- **Problem to work on**
In the listing below, locate the lines that hold "bien" and copy them.

═══ Exercise materials ═══

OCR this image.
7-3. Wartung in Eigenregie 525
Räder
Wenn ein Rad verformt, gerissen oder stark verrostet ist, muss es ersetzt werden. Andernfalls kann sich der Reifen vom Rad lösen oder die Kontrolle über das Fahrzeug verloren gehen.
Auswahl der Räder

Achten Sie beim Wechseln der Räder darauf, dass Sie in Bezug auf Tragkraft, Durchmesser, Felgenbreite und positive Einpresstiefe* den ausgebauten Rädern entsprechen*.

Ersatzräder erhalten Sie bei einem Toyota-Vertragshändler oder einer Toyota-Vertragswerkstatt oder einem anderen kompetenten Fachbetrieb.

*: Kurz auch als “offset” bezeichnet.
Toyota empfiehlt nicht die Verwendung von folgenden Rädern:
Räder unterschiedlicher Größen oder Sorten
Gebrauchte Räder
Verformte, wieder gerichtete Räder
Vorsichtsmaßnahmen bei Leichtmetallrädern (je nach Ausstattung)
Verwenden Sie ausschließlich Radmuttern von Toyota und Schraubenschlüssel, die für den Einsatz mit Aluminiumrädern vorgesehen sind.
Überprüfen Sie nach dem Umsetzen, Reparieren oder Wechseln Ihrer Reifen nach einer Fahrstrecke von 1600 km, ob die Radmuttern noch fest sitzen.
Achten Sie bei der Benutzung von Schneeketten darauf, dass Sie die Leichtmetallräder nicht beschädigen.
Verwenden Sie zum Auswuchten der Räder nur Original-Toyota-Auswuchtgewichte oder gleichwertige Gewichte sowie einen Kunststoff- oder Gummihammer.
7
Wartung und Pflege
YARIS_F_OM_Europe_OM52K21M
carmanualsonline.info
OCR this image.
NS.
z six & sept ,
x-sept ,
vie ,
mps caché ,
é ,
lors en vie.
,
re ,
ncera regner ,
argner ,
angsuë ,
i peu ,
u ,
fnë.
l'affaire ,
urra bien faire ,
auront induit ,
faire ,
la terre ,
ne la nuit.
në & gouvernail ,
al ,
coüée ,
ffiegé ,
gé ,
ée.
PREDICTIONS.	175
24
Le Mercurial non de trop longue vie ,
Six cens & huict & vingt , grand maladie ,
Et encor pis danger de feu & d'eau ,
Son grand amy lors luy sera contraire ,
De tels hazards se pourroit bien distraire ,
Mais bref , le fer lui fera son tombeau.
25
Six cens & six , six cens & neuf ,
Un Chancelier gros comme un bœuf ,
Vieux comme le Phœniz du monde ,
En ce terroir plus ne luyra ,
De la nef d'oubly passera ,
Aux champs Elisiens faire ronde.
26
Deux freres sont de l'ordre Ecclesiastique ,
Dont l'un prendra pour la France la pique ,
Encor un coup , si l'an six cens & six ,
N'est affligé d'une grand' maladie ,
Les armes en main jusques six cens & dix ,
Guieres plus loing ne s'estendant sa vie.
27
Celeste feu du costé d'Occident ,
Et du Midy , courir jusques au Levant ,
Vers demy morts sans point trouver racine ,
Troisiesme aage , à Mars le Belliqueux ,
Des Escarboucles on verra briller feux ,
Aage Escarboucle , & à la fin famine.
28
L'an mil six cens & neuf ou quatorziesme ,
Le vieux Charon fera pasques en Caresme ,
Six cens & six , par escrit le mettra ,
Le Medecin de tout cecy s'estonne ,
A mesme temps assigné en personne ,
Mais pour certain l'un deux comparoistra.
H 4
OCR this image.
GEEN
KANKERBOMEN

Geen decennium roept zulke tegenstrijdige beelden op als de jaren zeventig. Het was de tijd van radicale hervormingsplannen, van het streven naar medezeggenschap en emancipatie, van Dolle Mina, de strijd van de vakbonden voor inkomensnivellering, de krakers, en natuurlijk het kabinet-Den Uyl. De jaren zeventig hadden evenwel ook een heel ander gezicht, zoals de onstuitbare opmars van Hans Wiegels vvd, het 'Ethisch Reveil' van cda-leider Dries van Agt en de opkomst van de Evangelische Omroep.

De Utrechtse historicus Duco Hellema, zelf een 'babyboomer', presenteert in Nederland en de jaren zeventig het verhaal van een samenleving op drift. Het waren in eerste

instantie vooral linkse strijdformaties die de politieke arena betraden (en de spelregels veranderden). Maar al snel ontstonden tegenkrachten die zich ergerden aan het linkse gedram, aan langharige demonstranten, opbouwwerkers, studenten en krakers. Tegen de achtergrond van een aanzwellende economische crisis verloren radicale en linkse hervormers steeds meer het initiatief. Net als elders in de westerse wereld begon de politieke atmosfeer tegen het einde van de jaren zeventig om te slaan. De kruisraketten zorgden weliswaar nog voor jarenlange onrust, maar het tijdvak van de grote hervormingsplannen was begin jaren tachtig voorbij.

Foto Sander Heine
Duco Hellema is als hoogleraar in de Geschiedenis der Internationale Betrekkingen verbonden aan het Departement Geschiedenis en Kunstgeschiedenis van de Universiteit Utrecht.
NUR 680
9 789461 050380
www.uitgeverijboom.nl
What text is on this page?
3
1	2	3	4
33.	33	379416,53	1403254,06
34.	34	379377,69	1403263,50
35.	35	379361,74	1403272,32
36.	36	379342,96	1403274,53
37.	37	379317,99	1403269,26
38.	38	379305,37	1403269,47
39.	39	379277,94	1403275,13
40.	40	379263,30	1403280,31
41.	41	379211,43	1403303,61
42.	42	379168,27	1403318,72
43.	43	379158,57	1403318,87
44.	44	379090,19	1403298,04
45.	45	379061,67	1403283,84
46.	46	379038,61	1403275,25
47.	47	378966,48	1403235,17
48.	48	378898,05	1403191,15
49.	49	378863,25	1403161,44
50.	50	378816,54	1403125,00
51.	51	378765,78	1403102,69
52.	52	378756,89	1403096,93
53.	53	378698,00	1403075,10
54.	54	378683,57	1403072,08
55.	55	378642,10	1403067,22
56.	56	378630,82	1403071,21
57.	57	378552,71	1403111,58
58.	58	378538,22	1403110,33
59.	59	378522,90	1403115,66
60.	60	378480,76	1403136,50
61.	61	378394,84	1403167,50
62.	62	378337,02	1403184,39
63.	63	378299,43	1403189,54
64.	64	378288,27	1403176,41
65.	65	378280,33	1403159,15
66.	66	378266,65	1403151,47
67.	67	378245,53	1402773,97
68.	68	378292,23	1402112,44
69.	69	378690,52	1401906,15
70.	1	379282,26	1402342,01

═══

- **Problem solution**
urra bien faire ,
De tels hazards se pourroit bien distraire ,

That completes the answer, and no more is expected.